── Extract to read
# 69000 miles and still no CBU



## bimmerdiesel (Jul 9, 2010)

65k miles and no CBU issue. But I think its just matter of time. I plan to get it cleaned around 95k miles point if CBU doenst happen by then. I have another 2 yrs and 35k miles warranty left on car. I suggest in your case if you plan on keeping for long get it cleaned else wait for it to happen and then trade it in after getting codes cleared. But no point living in fear of when its going to happen.


----------



## totitan (May 11, 2013)

DieselAlles said:


> I would like to do that as well but passing vehicle emissions testing would be toug
> 
> 2011 BMW 335d Diesel
> 2001 Ford Excursion Powerstroke Diesel
> ...


In CA they dont test tailpipe emissions on diesels, just a brief visual and a scan for codes. If I install a block off plate for the EGR I would just remove it a few days before the smog test and clear the codes.


----------



## DieselAlles (Apr 14, 2012)

Thanks for replying. I don't live in fear of CBO or anything else that is in my control. For the most part, I know the mechanical condition of everything I maintain. The 335d has been maintained by BMW up to now. Going forward it will be my responsibility so I've got to get up to speed. CBO is but one thing I've got to investigate. Is it a growing problem in our 335d? When I drive the car, it's pretty easy to average 40MPG+ every tank. My wife's heavier foot averages 37MPG. Will the 7 yr/100,000 warranty cover this issue? And if CBO does rear its ugly head, how hard will I have to push BMW to take ownership of this problem?

This is definitely a soapbox issue for me. To think that modern clean diesel owners have to face CBO after paying a premium for their vehicle, expecting it to give them 100,000's of thousands of miles of reliable service only to have it choke on it's own sludge in less than 90,000 miles is unbelievable.

In the past, I've operated class 8 tractors that go beyond 750,000 miles without ever having their manifold much less their heads pulled. I know of UPS package cars equipped with 7.3L Navistors/Powerstrokes with half a million miles on the odometer before they were retired without any major maintenance issues. Started and shutdown a hundred times a day. I've heard all kinds of reliability stories for Mercedes 220d/240d/300d/300td as well. Diesels historically were over engineered to withstand the extreme pressures and loads put on the engine. Plus diesel itself is a light, self lubricating oil that pumps and injectors depended on for lubrication. Everything was geared for longevity.
────
Short exercise A
In the forum thread, why would the poster who mentions an EGR block-off plate only need to remove it a few days before the smog test and clear the codes? Answer in one to three sentences.
Short exercise B
Retype everything in the forum thread from "In CA they dont" down to "clear the codes.".
The rows after this point are separate material, apart from the forum thread.
── Entries
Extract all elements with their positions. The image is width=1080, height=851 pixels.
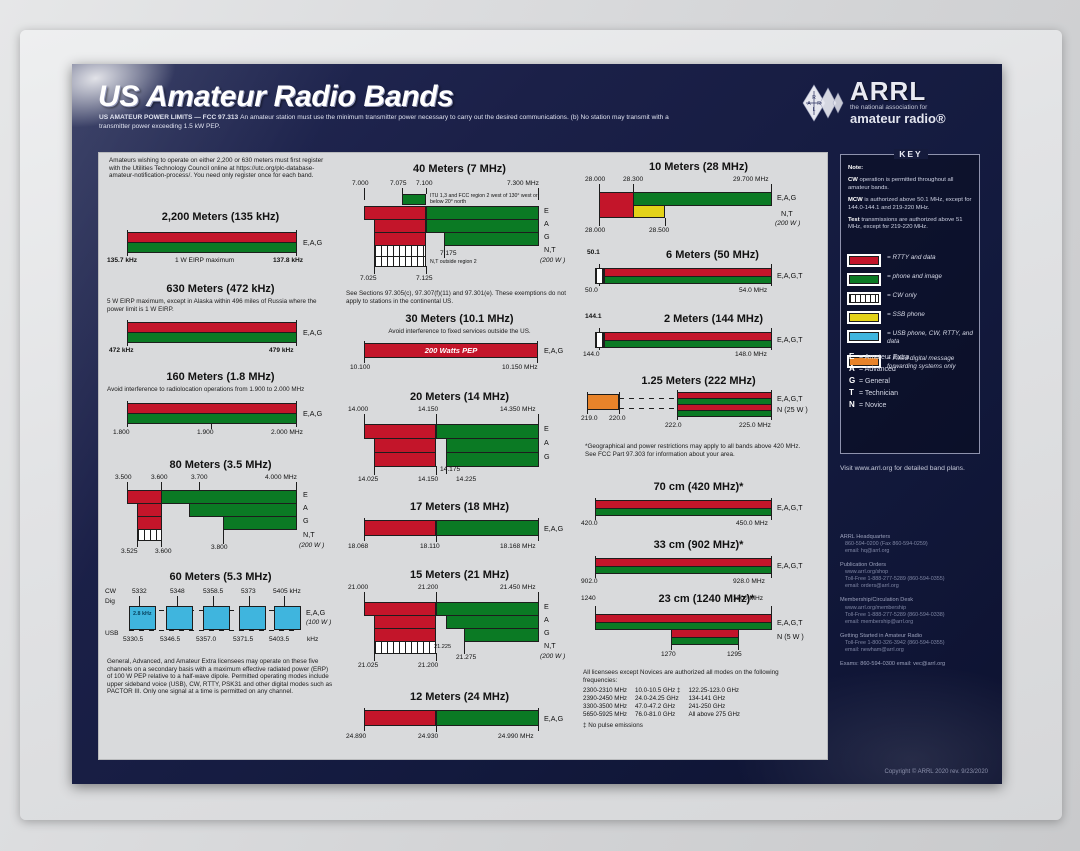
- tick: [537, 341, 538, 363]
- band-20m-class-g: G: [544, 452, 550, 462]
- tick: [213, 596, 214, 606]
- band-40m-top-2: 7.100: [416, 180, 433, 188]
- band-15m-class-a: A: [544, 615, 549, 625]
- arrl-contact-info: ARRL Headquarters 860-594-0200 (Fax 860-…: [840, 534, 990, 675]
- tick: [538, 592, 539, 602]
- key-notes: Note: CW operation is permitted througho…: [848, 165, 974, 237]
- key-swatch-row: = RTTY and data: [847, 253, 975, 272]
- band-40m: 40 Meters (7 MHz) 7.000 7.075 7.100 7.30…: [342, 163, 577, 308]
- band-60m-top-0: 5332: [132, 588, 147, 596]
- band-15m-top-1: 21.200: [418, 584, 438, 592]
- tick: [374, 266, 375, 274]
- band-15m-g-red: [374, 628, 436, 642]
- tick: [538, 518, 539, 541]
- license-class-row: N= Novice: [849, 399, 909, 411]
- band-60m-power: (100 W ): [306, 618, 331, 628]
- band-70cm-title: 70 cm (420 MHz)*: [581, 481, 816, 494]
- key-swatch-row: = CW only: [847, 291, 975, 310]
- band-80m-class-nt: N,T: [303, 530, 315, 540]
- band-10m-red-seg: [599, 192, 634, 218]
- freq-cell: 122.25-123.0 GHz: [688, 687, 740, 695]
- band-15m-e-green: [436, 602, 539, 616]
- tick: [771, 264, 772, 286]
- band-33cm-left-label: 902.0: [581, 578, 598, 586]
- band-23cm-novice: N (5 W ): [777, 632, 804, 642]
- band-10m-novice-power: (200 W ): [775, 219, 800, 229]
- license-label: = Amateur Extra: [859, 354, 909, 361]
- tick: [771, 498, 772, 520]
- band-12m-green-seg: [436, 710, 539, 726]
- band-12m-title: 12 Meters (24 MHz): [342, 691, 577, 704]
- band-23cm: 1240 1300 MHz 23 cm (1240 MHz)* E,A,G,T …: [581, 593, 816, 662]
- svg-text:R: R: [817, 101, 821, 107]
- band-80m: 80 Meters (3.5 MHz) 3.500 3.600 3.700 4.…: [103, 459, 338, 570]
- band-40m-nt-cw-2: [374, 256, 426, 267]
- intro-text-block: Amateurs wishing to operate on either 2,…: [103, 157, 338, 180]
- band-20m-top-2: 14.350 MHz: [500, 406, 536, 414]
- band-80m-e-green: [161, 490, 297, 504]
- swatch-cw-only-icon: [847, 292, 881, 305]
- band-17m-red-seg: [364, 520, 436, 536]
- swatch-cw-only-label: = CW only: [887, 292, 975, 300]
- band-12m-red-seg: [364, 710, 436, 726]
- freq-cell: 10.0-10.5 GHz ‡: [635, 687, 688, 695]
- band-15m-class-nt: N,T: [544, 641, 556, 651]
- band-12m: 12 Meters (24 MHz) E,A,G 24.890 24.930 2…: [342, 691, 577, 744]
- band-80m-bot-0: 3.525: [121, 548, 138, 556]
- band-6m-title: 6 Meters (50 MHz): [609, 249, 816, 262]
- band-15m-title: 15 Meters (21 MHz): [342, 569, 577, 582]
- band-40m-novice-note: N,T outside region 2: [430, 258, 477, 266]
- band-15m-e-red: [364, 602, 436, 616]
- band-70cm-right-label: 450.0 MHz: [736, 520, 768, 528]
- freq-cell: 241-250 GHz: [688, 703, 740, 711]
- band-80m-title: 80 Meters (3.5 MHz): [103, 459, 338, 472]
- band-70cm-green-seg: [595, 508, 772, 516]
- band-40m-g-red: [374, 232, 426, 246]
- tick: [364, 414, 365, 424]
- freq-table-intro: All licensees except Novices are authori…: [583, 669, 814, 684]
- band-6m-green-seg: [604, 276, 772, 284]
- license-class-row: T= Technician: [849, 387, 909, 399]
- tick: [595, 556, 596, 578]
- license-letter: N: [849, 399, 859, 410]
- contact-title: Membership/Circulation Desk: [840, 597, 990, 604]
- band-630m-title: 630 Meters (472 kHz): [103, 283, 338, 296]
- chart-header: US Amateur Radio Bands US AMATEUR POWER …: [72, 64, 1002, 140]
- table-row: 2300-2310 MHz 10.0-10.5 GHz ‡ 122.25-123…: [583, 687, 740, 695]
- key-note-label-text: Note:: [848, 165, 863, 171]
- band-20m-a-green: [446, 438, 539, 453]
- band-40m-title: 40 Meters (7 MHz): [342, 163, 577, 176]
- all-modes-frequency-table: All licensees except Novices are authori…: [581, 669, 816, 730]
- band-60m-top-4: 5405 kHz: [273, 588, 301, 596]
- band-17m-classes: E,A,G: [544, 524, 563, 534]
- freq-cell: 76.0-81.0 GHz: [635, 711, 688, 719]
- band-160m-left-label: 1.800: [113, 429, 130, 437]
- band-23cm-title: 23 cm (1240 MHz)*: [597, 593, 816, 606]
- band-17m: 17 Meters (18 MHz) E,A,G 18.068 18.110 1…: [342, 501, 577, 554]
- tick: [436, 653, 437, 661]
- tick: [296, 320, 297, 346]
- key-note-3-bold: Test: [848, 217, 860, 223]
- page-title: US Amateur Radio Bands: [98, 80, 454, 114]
────
Problem solution A
In California, diesels are not tested at the tailpipe. The smog test is only a brief visual check and a scan for codes, so the poster would take off the plate a few days before the test and clear the codes.

Problem solution B
In CA they dont test tailpipe emissions on diesels, just a brief visual and a scan for codes. If I install a block off plate for the EGR I would just remove it a few days before the smog test and clear the codes.